begin
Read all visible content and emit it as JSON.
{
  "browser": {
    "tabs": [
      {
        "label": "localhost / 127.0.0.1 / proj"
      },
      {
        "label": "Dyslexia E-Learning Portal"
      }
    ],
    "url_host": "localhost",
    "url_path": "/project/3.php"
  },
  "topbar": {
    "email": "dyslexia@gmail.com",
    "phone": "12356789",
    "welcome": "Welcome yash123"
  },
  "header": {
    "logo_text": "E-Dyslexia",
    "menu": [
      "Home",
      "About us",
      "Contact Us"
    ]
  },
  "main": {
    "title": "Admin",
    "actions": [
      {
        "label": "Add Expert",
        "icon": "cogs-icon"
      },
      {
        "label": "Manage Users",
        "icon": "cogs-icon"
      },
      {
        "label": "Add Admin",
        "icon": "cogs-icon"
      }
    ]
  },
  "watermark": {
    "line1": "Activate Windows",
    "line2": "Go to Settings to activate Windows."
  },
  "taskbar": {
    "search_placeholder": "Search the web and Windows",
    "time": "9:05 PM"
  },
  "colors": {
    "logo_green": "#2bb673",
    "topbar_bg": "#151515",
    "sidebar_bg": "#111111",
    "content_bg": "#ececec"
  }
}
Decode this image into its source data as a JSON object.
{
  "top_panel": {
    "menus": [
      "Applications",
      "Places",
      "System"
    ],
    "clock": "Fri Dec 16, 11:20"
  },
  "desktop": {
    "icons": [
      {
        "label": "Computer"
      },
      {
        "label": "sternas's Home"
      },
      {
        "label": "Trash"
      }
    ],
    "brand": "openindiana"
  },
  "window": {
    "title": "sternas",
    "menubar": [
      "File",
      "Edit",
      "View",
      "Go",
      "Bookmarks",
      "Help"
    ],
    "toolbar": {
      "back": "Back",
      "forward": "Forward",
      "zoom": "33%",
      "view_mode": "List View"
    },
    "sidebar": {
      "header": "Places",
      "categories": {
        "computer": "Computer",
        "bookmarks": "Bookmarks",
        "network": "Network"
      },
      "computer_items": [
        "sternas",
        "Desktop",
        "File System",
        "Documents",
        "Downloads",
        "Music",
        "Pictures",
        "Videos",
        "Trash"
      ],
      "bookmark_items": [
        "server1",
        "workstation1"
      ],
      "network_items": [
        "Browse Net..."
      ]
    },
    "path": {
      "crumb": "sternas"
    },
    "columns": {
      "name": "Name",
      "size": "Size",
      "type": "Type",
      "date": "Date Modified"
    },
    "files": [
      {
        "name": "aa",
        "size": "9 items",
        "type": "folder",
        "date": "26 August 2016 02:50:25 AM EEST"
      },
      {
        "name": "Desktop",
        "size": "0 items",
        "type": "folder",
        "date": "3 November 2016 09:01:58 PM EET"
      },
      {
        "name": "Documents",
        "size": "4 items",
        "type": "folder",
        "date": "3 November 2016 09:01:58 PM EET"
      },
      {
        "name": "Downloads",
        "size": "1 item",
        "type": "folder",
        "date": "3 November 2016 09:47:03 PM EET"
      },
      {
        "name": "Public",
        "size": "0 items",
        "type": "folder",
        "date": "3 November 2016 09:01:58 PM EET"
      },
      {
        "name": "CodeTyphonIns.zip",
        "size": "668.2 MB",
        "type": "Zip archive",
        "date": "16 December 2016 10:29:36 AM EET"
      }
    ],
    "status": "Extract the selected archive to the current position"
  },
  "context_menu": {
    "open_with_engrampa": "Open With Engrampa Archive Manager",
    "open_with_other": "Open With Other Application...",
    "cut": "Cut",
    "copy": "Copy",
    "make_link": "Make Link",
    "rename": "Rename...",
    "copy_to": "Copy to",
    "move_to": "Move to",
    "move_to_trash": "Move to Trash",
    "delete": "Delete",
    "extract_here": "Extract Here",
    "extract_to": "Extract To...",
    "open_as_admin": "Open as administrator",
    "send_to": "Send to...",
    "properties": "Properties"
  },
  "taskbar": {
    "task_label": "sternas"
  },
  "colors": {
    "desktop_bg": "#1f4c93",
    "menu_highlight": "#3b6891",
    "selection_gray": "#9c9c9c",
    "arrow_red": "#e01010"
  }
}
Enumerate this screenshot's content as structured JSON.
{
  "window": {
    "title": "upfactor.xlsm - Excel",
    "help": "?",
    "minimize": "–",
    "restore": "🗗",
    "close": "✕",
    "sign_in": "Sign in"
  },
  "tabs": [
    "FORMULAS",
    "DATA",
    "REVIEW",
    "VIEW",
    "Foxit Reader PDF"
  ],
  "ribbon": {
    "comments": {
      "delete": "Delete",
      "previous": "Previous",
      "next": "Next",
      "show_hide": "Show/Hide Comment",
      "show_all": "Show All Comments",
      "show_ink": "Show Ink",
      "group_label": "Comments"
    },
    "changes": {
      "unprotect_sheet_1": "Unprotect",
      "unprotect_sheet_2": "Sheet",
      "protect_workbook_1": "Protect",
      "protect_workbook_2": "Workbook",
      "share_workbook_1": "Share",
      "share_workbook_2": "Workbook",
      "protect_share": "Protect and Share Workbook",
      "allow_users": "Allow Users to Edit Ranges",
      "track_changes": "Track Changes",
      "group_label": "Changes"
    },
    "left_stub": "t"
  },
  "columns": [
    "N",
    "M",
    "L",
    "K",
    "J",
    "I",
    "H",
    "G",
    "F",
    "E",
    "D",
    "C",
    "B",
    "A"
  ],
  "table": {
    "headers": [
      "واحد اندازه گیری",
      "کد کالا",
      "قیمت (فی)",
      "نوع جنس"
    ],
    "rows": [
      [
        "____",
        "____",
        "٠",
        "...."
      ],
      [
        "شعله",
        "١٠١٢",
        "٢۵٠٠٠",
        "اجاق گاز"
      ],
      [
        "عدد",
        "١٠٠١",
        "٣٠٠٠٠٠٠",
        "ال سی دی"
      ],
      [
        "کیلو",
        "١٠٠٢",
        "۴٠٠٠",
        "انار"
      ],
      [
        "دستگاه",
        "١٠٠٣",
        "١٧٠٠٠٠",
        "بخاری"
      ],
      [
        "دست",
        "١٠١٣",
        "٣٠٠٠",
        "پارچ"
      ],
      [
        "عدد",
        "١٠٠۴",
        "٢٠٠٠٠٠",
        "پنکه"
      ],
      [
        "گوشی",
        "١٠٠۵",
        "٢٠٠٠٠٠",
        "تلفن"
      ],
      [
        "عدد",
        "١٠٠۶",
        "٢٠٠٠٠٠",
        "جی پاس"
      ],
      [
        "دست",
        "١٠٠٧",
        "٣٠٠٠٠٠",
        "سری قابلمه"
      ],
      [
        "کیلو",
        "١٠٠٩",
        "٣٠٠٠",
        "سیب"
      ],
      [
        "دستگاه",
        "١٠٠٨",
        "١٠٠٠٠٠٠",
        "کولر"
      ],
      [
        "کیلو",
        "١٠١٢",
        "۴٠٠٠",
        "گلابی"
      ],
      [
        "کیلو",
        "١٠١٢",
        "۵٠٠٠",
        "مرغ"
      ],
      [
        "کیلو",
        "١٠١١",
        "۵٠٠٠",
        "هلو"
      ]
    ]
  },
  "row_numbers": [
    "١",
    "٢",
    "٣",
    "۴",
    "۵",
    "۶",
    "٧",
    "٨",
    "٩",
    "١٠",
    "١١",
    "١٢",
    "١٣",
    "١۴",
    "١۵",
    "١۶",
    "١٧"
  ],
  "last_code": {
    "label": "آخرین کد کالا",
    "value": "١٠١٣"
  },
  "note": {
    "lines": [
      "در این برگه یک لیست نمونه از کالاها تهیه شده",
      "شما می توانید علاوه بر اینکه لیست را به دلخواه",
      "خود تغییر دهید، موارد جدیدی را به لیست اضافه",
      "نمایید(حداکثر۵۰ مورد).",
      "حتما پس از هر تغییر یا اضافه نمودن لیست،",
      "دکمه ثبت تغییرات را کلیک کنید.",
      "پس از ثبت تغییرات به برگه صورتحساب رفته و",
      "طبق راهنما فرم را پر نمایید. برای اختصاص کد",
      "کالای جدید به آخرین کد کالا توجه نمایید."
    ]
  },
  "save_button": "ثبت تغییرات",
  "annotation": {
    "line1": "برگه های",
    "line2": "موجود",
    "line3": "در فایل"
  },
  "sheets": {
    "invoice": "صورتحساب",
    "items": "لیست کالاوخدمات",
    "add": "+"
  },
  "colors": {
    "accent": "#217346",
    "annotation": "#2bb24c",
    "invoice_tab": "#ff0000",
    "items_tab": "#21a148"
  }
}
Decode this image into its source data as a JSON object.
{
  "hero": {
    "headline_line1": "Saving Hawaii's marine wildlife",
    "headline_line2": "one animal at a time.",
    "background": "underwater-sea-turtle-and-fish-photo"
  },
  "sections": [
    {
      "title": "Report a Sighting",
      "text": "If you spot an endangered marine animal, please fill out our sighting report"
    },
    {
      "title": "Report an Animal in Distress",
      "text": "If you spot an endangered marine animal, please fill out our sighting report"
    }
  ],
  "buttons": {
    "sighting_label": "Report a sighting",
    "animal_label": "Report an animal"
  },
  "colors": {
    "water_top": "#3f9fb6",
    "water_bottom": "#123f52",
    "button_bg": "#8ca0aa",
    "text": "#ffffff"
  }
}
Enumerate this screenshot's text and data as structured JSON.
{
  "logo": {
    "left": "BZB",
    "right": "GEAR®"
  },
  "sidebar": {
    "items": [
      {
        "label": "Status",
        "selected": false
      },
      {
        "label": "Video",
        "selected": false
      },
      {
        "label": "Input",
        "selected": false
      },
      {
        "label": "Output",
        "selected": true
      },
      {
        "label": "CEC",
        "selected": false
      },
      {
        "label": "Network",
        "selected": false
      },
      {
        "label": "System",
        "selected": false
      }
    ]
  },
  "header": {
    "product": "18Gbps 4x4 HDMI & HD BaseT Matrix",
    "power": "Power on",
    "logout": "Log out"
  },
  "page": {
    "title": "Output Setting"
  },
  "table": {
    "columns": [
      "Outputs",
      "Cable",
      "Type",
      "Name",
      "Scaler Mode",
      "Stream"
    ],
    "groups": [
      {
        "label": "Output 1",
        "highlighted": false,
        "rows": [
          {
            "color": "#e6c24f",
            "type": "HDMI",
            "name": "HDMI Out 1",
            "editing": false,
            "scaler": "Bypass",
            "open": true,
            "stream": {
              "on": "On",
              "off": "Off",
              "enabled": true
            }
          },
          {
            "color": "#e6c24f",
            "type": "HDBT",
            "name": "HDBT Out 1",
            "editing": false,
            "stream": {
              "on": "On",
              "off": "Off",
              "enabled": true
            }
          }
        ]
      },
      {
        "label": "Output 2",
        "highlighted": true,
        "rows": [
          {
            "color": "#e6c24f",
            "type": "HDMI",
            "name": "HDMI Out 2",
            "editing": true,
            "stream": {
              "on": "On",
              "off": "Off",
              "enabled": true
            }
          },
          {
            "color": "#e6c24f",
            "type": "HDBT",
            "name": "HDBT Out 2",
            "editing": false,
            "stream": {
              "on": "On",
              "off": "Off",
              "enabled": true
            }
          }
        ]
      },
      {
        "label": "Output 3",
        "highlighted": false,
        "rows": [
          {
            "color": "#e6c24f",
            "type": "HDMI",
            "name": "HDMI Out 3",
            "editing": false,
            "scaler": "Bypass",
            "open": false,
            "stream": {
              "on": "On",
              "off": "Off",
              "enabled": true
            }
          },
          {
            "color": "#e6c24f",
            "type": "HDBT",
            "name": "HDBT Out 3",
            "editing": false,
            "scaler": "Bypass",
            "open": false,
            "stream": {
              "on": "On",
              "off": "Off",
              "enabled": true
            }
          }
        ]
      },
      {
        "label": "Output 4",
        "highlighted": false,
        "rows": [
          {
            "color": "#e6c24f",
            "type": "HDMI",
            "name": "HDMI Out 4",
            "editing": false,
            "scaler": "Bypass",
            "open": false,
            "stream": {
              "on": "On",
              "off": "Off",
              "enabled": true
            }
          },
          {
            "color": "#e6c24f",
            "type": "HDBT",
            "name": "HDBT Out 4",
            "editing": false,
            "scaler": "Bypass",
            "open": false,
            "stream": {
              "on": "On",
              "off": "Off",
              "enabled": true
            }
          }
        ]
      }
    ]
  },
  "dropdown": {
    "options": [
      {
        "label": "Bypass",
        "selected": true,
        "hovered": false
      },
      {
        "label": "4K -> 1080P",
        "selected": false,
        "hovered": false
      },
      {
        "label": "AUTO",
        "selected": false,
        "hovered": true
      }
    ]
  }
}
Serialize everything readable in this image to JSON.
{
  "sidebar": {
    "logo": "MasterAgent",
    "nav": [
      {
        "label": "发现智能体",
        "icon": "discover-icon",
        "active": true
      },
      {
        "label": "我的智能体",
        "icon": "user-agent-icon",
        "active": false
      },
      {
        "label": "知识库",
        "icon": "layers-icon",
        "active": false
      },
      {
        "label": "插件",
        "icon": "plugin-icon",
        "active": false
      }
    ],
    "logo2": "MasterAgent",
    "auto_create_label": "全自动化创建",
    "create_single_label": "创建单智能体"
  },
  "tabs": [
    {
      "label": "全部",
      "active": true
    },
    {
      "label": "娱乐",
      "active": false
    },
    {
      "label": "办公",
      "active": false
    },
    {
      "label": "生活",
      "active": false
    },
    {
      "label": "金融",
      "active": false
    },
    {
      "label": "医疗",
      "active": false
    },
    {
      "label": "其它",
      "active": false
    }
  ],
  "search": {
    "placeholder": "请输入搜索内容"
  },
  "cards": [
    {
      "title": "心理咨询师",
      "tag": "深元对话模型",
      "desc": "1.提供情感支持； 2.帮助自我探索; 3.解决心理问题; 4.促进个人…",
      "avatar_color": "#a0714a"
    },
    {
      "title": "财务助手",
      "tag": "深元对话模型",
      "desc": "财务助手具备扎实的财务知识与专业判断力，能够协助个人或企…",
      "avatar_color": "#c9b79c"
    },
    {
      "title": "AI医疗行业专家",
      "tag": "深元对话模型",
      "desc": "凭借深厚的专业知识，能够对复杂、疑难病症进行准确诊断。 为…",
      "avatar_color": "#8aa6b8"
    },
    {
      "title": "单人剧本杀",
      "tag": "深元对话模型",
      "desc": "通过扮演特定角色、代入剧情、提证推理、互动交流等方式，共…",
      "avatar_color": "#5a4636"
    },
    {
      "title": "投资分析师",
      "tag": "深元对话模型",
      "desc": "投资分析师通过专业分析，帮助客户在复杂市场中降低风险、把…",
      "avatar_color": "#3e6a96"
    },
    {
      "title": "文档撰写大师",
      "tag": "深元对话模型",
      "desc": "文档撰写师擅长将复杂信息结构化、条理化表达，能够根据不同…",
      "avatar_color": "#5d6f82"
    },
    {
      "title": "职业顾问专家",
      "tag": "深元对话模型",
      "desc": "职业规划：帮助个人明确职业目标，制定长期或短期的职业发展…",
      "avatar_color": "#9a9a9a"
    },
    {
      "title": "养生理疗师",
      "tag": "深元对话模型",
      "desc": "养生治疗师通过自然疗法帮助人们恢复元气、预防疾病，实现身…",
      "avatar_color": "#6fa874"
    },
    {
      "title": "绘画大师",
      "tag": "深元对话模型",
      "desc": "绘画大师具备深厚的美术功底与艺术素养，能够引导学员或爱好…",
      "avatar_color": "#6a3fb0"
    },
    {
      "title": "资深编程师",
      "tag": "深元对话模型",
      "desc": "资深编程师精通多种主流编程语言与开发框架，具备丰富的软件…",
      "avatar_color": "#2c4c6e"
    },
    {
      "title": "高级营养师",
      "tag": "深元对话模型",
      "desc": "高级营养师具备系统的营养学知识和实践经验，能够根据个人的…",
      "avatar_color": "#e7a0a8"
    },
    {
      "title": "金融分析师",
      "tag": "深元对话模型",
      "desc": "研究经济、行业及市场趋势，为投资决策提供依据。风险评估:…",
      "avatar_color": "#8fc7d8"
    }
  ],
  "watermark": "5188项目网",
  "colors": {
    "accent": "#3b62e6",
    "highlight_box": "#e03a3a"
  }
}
end
Give the count of lines in the listing above that include "اضافه", with no other words.

2